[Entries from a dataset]

____________________

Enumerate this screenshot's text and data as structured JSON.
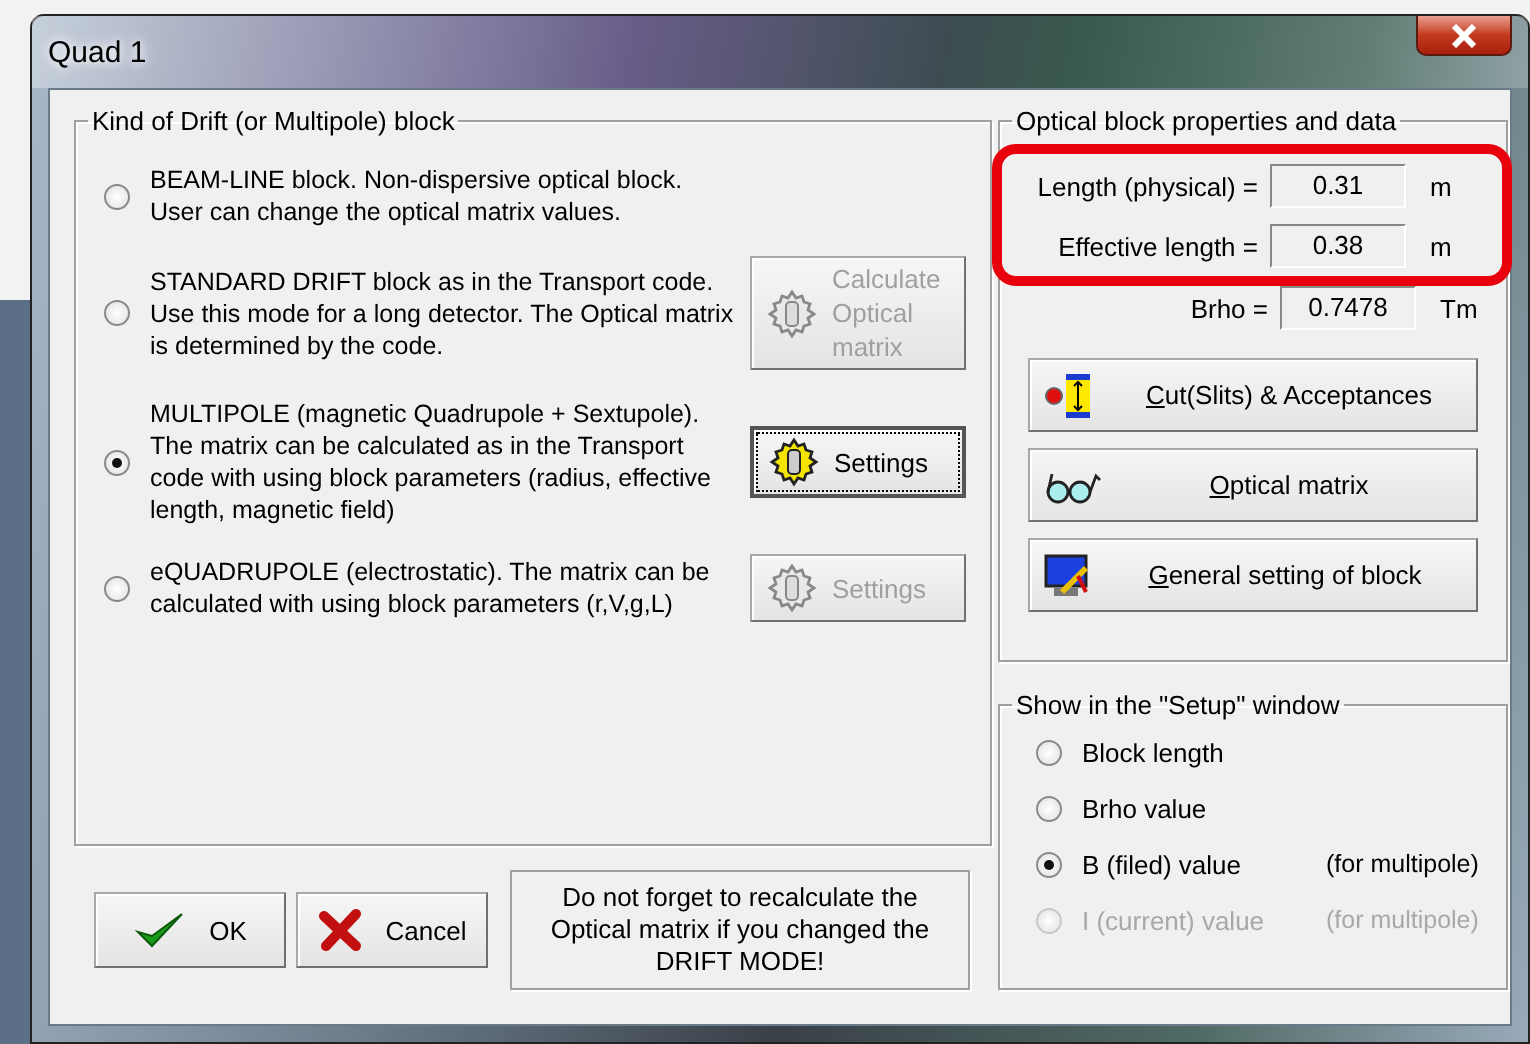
{
  "window": {
    "title": "Quad 1"
  },
  "drift_group": {
    "title": "Kind of Drift (or Multipole) block",
    "options": [
      {
        "text": "BEAM-LINE block. Non-dispersive optical block. User can change the optical matrix values.",
        "selected": false
      },
      {
        "text": " STANDARD DRIFT block as in the Transport code. Use this mode for a long detector. The Optical matrix is determined by the code.",
        "selected": false,
        "button": {
          "label": "Calculate Optical matrix",
          "disabled": true,
          "focused": false
        }
      },
      {
        "text": "MULTIPOLE (magnetic Quadrupole + Sextupole). The matrix can be calculated as in the Transport code with using block parameters  (radius, effective length, magnetic field)",
        "selected": true,
        "button": {
          "label": "Settings",
          "disabled": false,
          "focused": true
        }
      },
      {
        "text": "eQUADRUPOLE (electrostatic). The matrix can be calculated with using block parameters  (r,V,g,L)",
        "selected": false,
        "button": {
          "label": "Settings",
          "disabled": true,
          "focused": false
        }
      }
    ]
  },
  "properties": {
    "title": "Optical block properties and data",
    "fields": [
      {
        "label": "Length (physical) =",
        "value": "0.31",
        "unit": "m",
        "highlighted": true
      },
      {
        "label": "Effective length =",
        "value": "0.38",
        "unit": "m",
        "highlighted": true
      },
      {
        "label": "Brho =",
        "value": "0.7478",
        "unit": "Tm",
        "highlighted": false
      }
    ],
    "actions": [
      {
        "kind": "slits",
        "key": "C",
        "rest": "ut(Slits) & Acceptances"
      },
      {
        "kind": "matrix",
        "key": "O",
        "rest": "ptical matrix"
      },
      {
        "kind": "general",
        "key": "G",
        "rest": "eneral setting of block"
      }
    ]
  },
  "show_group": {
    "title": "Show in the \"Setup\" window",
    "options": [
      {
        "label": "Block length",
        "selected": false,
        "disabled": false
      },
      {
        "label": "Brho value",
        "selected": false,
        "disabled": false
      },
      {
        "label": "B (filed) value",
        "note": "(for multipole)",
        "selected": true,
        "disabled": false
      },
      {
        "label": "I (current) value",
        "note": "(for multipole)",
        "selected": false,
        "disabled": true
      }
    ]
  },
  "footer": {
    "buttons": [
      {
        "label": "OK",
        "kind": "ok"
      },
      {
        "label": "Cancel",
        "kind": "cancel"
      }
    ],
    "note": "Do not forget to recalculate the Optical matrix if you changed the DRIFT MODE!"
  }
}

____________________

* [Task]: Copy each line that holds the word "properties".

* [Correct output]:
  "properties": {
    "title": "Optical block properties and data",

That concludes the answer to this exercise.